→ WHAT YOU ARE ASKED TO DO: Copy the records below exactly, leaving out every picture.

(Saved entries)
>>>
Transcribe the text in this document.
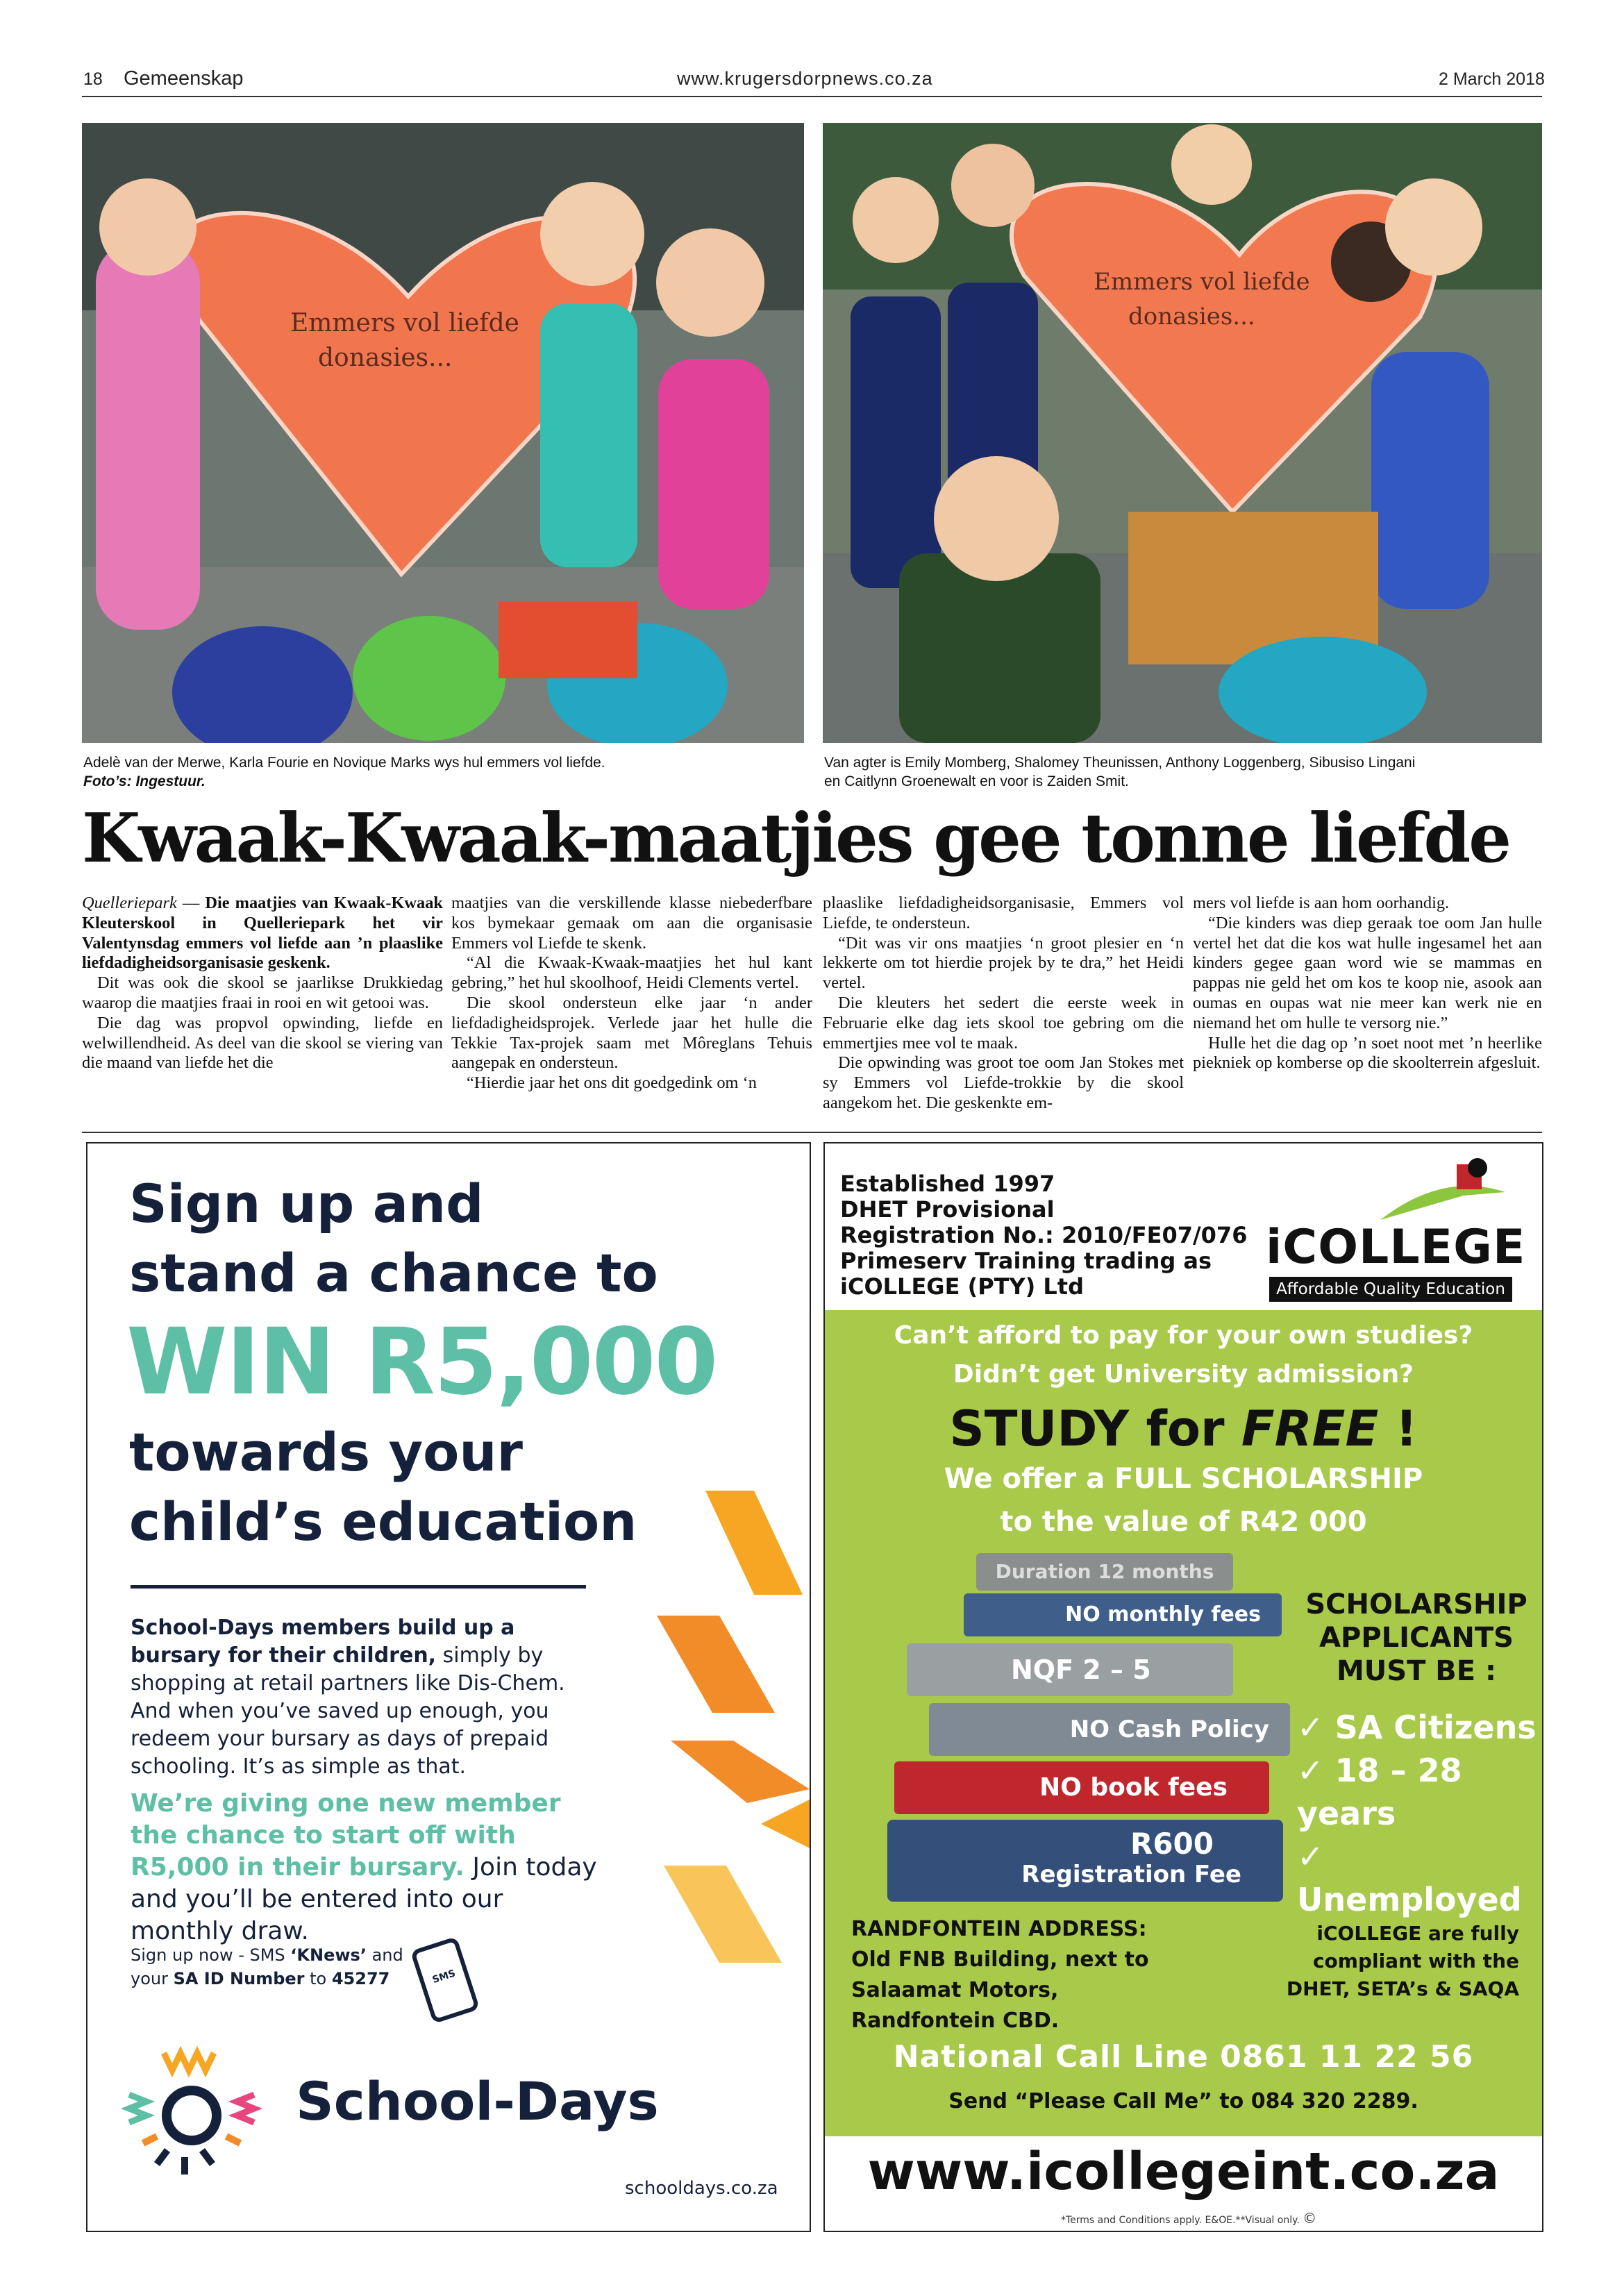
18 Gemeenskap	www.krugersdorpnews.co.za	2 March 2018
Emmers vol liefde
donasies...
Adelè van der Merwe, Karla Fourie en Novique Marks wys hul emmers vol liefde.
Foto’s: Ingestuur.
Emmers vol liefde
donasies...
Van agter is Emily Momberg, Shalomey Theunissen, Anthony Loggenberg, Sibusiso Lingani
en Caitlynn Groenewalt en voor is Zaiden Smit.
Kwaak-Kwaak-maatjies gee tonne liefde

Quelleriepark — Die maatjies van Kwaak-Kwaak Kleuterskool in Quelleriepark het vir Valentynsdag emmers vol liefde aan ’n plaaslike liefdadigheidsorganisasie geskenk.

Dit was ook die skool se jaarlikse Drukkiedag waarop die maatjies fraai in rooi en wit getooi was.

Die dag was propvol opwinding, liefde en welwillendheid. As deel van die skool se viering van die maand van liefde het die

maatjies van die verskillende klasse niebederfbare kos bymekaar gemaak om aan die organisasie Emmers vol Liefde te skenk.

“Al die Kwaak-Kwaak-maatjies het hul kant gebring,” het hul skoolhoof, Heidi Clements vertel.

Die skool ondersteun elke jaar ‘n ander liefdadigheidsprojek. Verlede jaar het hulle die Tekkie Tax-projek saam met Môreglans Tehuis aangepak en ondersteun.

“Hierdie jaar het ons dit goedgedink om ‘n

plaaslike liefdadigheidsorganisasie, Emmers vol Liefde, te ondersteun.

“Dit was vir ons maatjies ‘n groot plesier en ‘n lekkerte om tot hierdie projek by te dra,” het Heidi vertel.

Die kleuters het sedert die eerste week in Februarie elke dag iets skool toe gebring om die emmertjies mee vol te maak.

Die opwinding was groot toe oom Jan Stokes met sy Emmers vol Liefde-trokkie by die skool aangekom het. Die geskenkte em-

mers vol liefde is aan hom oorhandig.

“Die kinders was diep geraak toe oom Jan hulle vertel het dat die kos wat hulle ingesamel het aan kinders gegee gaan word wie se mammas en pappas nie geld het om kos te koop nie, asook aan oumas en oupas wat nie meer kan werk nie en niemand het om hulle te versorg nie.”

Hulle het die dag op ’n soet noot met ’n heerlike piekniek op komberse op die skoolterrein afgesluit.

Sign up and
stand a chance to
WIN R5,000
towards your
child’s education
School-Days members build up a bursary for their children, simply by shopping at retail partners like Dis-Chem. And when you’ve saved up enough, you redeem your bursary as days of prepaid schooling. It’s as simple as that.
We’re giving one new member the chance to start off with R5,000 in their bursary. Join today and you’ll be entered into our monthly draw.
Sign up now - SMS ‘KNews’ and your SA ID Number to 45277	SMS
School-Days
schooldays.co.za
Established 1997
DHET Provisional
Registration No.: 2010/FE07/076
Primeserv Training trading as
iCOLLEGE (PTY) Ltd
iCOLLEGE
Affordable Quality Education
Can’t afford to pay for your own studies?
Didn’t get University admission?
STUDY for FREE !
We offer a FULL SCHOLARSHIP
to the value of R42 000
Duration 12 months
NO monthly fees
NQF 2 – 5
NO Cash Policy
NO book fees
R600
Registration Fee
SCHOLARSHIP
APPLICANTS
MUST BE :
✓ SA Citizens
✓ 18 – 28 years
✓ Unemployed
RANDFONTEIN ADDRESS:
Old FNB Building, next to
Salaamat Motors,
Randfontein CBD.
iCOLLEGE are fully
compliant with the
DHET, SETA’s & SAQA
National Call Line 0861 11 22 56
Send “Please Call Me” to 084 320 2289.
www.icollegeint.co.za
*Terms and Conditions apply. E&OE.**Visual only. ©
<<<
→ RESPONSE TO THE EXERCISE:
Transcribe the text in this document.
18 Gemeenskap	www.krugersdorpnews.co.za	2 March 2018
Emmers vol liefde
donasies...
Adelè van der Merwe, Karla Fourie en Novique Marks wys hul emmers vol liefde.
Foto’s: Ingestuur.
Emmers vol liefde
donasies...
Van agter is Emily Momberg, Shalomey Theunissen, Anthony Loggenberg, Sibusiso Lingani
en Caitlynn Groenewalt en voor is Zaiden Smit.
Kwaak-Kwaak-maatjies gee tonne liefde

Quelleriepark — Die maatjies van Kwaak-Kwaak Kleuterskool in Quelleriepark het vir Valentynsdag emmers vol liefde aan ’n plaaslike liefdadigheidsorganisasie geskenk.

Dit was ook die skool se jaarlikse Drukkiedag waarop die maatjies fraai in rooi en wit getooi was.

Die dag was propvol opwinding, liefde en welwillendheid. As deel van die skool se viering van die maand van liefde het die

maatjies van die verskillende klasse niebederfbare kos bymekaar gemaak om aan die organisasie Emmers vol Liefde te skenk.

“Al die Kwaak-Kwaak-maatjies het hul kant gebring,” het hul skoolhoof, Heidi Clements vertel.

Die skool ondersteun elke jaar ‘n ander liefdadigheidsprojek. Verlede jaar het hulle die Tekkie Tax-projek saam met Môreglans Tehuis aangepak en ondersteun.

“Hierdie jaar het ons dit goedgedink om ‘n

plaaslike liefdadigheidsorganisasie, Emmers vol Liefde, te ondersteun.

“Dit was vir ons maatjies ‘n groot plesier en ‘n lekkerte om tot hierdie projek by te dra,” het Heidi vertel.

Die kleuters het sedert die eerste week in Februarie elke dag iets skool toe gebring om die emmertjies mee vol te maak.

Die opwinding was groot toe oom Jan Stokes met sy Emmers vol Liefde-trokkie by die skool aangekom het. Die geskenkte em-

mers vol liefde is aan hom oorhandig.

“Die kinders was diep geraak toe oom Jan hulle vertel het dat die kos wat hulle ingesamel het aan kinders gegee gaan word wie se mammas en pappas nie geld het om kos te koop nie, asook aan oumas en oupas wat nie meer kan werk nie en niemand het om hulle te versorg nie.”

Hulle het die dag op ’n soet noot met ’n heerlike piekniek op komberse op die skoolterrein afgesluit.

Sign up and
stand a chance to
WIN R5,000
towards your
child’s education
School-Days members build up a bursary for their children, simply by shopping at retail partners like Dis-Chem. And when you’ve saved up enough, you redeem your bursary as days of prepaid schooling. It’s as simple as that.
We’re giving one new member the chance to start off with R5,000 in their bursary. Join today and you’ll be entered into our monthly draw.
Sign up now - SMS ‘KNews’ and your SA ID Number to 45277	SMS
School-Days
schooldays.co.za
Established 1997
DHET Provisional
Registration No.: 2010/FE07/076
Primeserv Training trading as
iCOLLEGE (PTY) Ltd
iCOLLEGE
Affordable Quality Education
Can’t afford to pay for your own studies?
Didn’t get University admission?
STUDY for FREE !
We offer a FULL SCHOLARSHIP
to the value of R42 000
Duration 12 months
NO monthly fees
NQF 2 – 5
NO Cash Policy
NO book fees
R600
Registration Fee
SCHOLARSHIP
APPLICANTS
MUST BE :
✓ SA Citizens
✓ 18 – 28 years
✓ Unemployed
RANDFONTEIN ADDRESS:
Old FNB Building, next to
Salaamat Motors,
Randfontein CBD.
iCOLLEGE are fully
compliant with the
DHET, SETA’s & SAQA
National Call Line 0861 11 22 56
Send “Please Call Me” to 084 320 2289.
www.icollegeint.co.za
*Terms and Conditions apply. E&OE.**Visual only. ©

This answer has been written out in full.